| PROMPT |
For the material that follows, list every line containing the word "JSON".
>> start
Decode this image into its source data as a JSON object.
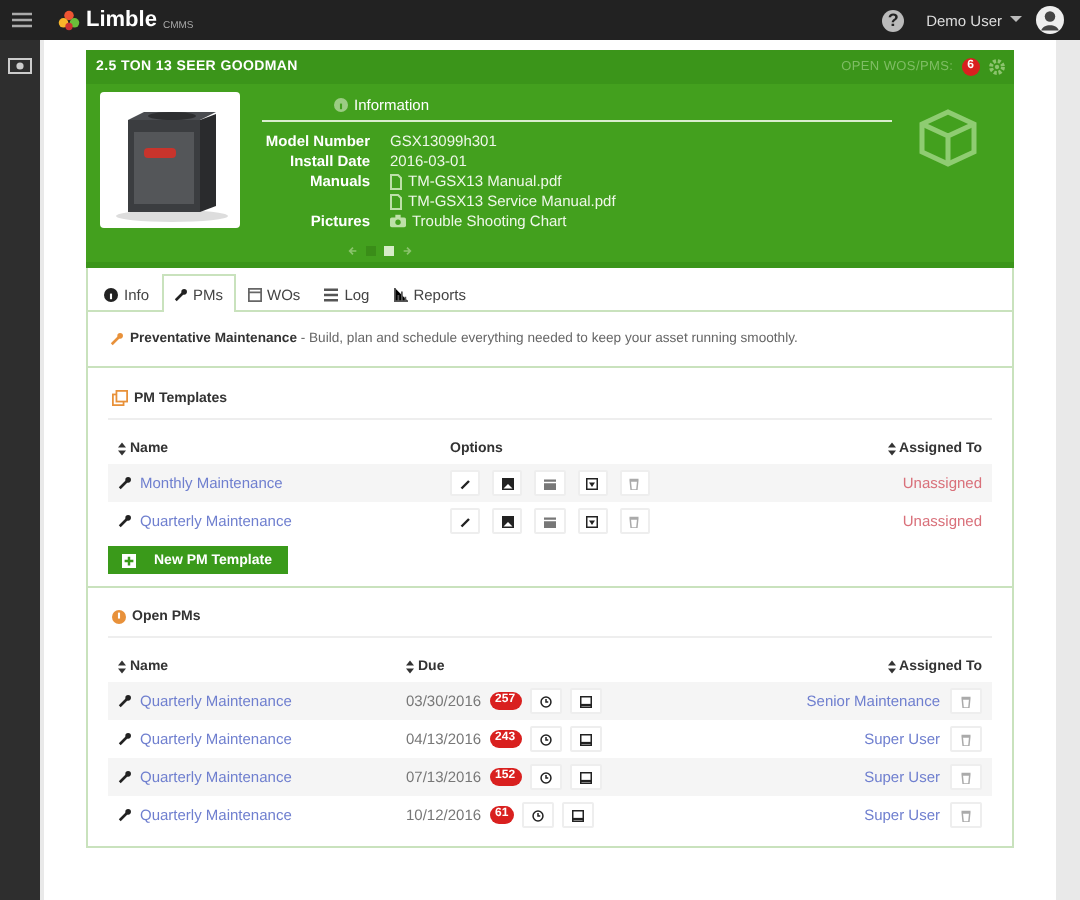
{
  "topbar": {
    "logo": "Limble",
    "logo_suffix": "CMMS",
    "help": "?",
    "user": "Demo User"
  },
  "asset": {
    "title": "2.5 TON 13 SEER GOODMAN",
    "open_label": "OPEN WOS/PMS:",
    "open_count": "6",
    "info_title": "Information",
    "fields": [
      {
        "label": "Model Number",
        "values": [
          {
            "kind": "text",
            "text": "GSX13099h301"
          }
        ]
      },
      {
        "label": "Install Date",
        "values": [
          {
            "kind": "text",
            "text": "2016-03-01"
          }
        ]
      },
      {
        "label": "Manuals",
        "values": [
          {
            "kind": "file",
            "text": "TM-GSX13 Manual.pdf"
          },
          {
            "kind": "file",
            "text": "TM-GSX13 Service Manual.pdf"
          }
        ]
      },
      {
        "label": "Pictures",
        "values": [
          {
            "text": "Trouble Shooting Chart"
          }
        ]
      }
    ],
    "slides": [
      {
        "selected": false
      },
      {
        "selected": true
      }
    ]
  },
  "tabs": [
    {
      "kind": "info",
      "label": "Info",
      "selected": false
    },
    {
      "kind": "wrench",
      "label": "PMs",
      "selected": true
    },
    {
      "kind": "calendar",
      "label": "WOs",
      "selected": false
    },
    {
      "kind": "list",
      "label": "Log",
      "selected": false
    },
    {
      "kind": "chart",
      "label": "Reports",
      "selected": false
    }
  ],
  "description": "**Preventative Maintenance** - Build, plan and schedule everything needed to keep your asset running smoothly.",
  "templates": {
    "title": "PM Templates",
    "columns": [
      "Name",
      "Options",
      "Assigned To"
    ],
    "rows": [
      {
        "name": "Monthly Maintenance",
        "assigned": "Unassigned"
      },
      {
        "name": "Quarterly Maintenance",
        "assigned": "Unassigned"
      }
    ],
    "button": "New PM Template"
  },
  "open_pms": {
    "title": "Open PMs",
    "columns": [
      "Name",
      "Due",
      "Assigned To"
    ],
    "rows": [
      {
        "name": "Quarterly Maintenance",
        "due": "03/30/2016",
        "days": "257",
        "assigned": "Senior Maintenance"
      },
      {
        "name": "Quarterly Maintenance",
        "due": "04/13/2016",
        "days": "243",
        "assigned": "Super User"
      },
      {
        "name": "Quarterly Maintenance",
        "due": "07/13/2016",
        "days": "152",
        "assigned": "Super User"
      },
      {
        "name": "Quarterly Maintenance",
        "due": "10/12/2016",
        "days": "61",
        "assigned": "Super User"
      }
    ]
  }
}
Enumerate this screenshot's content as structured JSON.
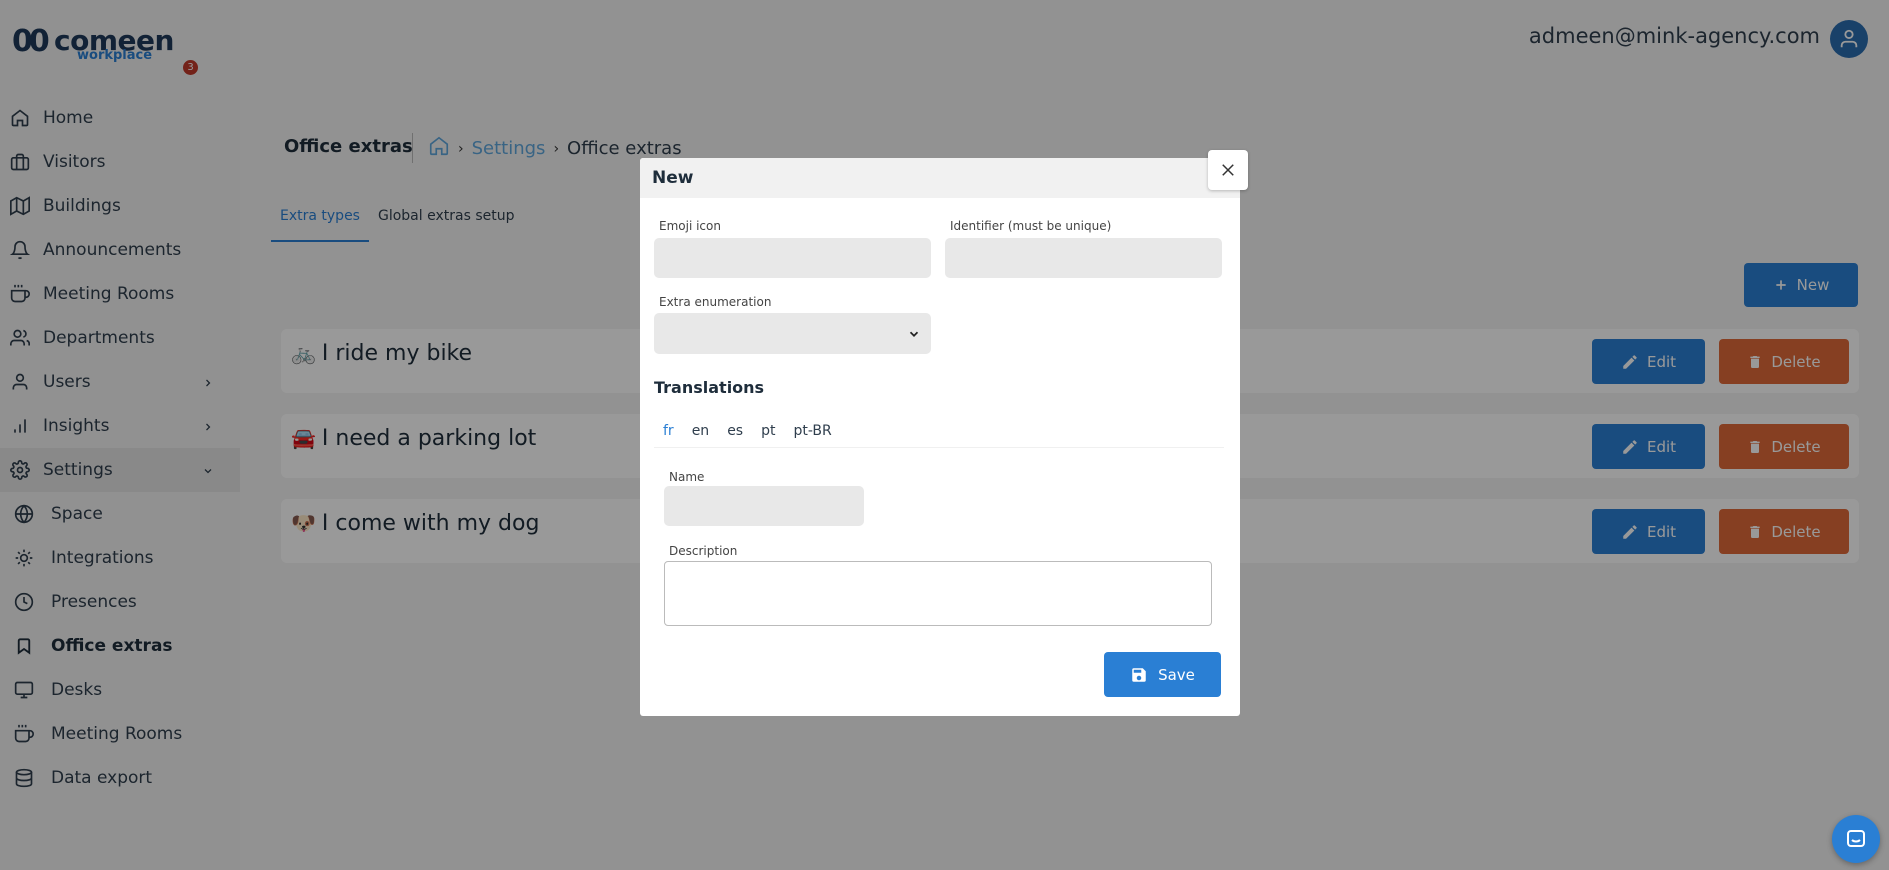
{
  "app": {
    "logo_mark": "00",
    "logo_name": "comeen",
    "logo_sub": "workplace",
    "notification_count": "3"
  },
  "sidebar": {
    "items": [
      {
        "label": "Home",
        "icon": "home-icon"
      },
      {
        "label": "Visitors",
        "icon": "briefcase-icon"
      },
      {
        "label": "Buildings",
        "icon": "map-icon"
      },
      {
        "label": "Announcements",
        "icon": "bell-icon"
      },
      {
        "label": "Meeting Rooms",
        "icon": "coffee-icon"
      },
      {
        "label": "Departments",
        "icon": "users-icon"
      },
      {
        "label": "Users",
        "icon": "user-icon"
      },
      {
        "label": "Insights",
        "icon": "bar-chart-icon"
      },
      {
        "label": "Settings",
        "icon": "gear-icon"
      }
    ],
    "settings_sub": [
      {
        "label": "Space",
        "icon": "globe-icon"
      },
      {
        "label": "Integrations",
        "icon": "cog-icon"
      },
      {
        "label": "Presences",
        "icon": "clock-icon"
      },
      {
        "label": "Office extras",
        "icon": "bookmark-icon"
      },
      {
        "label": "Desks",
        "icon": "monitor-icon"
      },
      {
        "label": "Meeting Rooms",
        "icon": "coffee-icon"
      },
      {
        "label": "Data export",
        "icon": "database-icon"
      }
    ]
  },
  "header": {
    "user_email": "admeen@mink-agency.com"
  },
  "page": {
    "title": "Office extras",
    "breadcrumb": [
      "Settings",
      "Office extras"
    ],
    "tabs": [
      "Extra types",
      "Global extras setup"
    ],
    "new_label": "New"
  },
  "extras": [
    {
      "emoji": "🚲",
      "label": "I ride my bike"
    },
    {
      "emoji": "🚘",
      "label": "I need a parking lot"
    },
    {
      "emoji": "🐶",
      "label": "I come with my dog"
    }
  ],
  "row_actions": {
    "edit_label": "Edit",
    "delete_label": "Delete"
  },
  "modal": {
    "title": "New",
    "fields": {
      "emoji_label": "Emoji icon",
      "emoji_value": "",
      "identifier_label": "Identifier (must be unique)",
      "identifier_value": "",
      "enumeration_label": "Extra enumeration",
      "enumeration_value": ""
    },
    "translations_title": "Translations",
    "languages": [
      "fr",
      "en",
      "es",
      "pt",
      "pt-BR"
    ],
    "active_language": "fr",
    "name_label": "Name",
    "name_value": "",
    "description_label": "Description",
    "description_value": "",
    "save_label": "Save"
  },
  "colors": {
    "primary": "#2a7fd4",
    "danger": "#e06a3a",
    "overlay": "rgba(0,0,0,0.4)"
  }
}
>> end
| SOLVED PROBLEM |
Decode this image into its source data as a JSON object.
Enumerate this screenshot's content as structured JSON.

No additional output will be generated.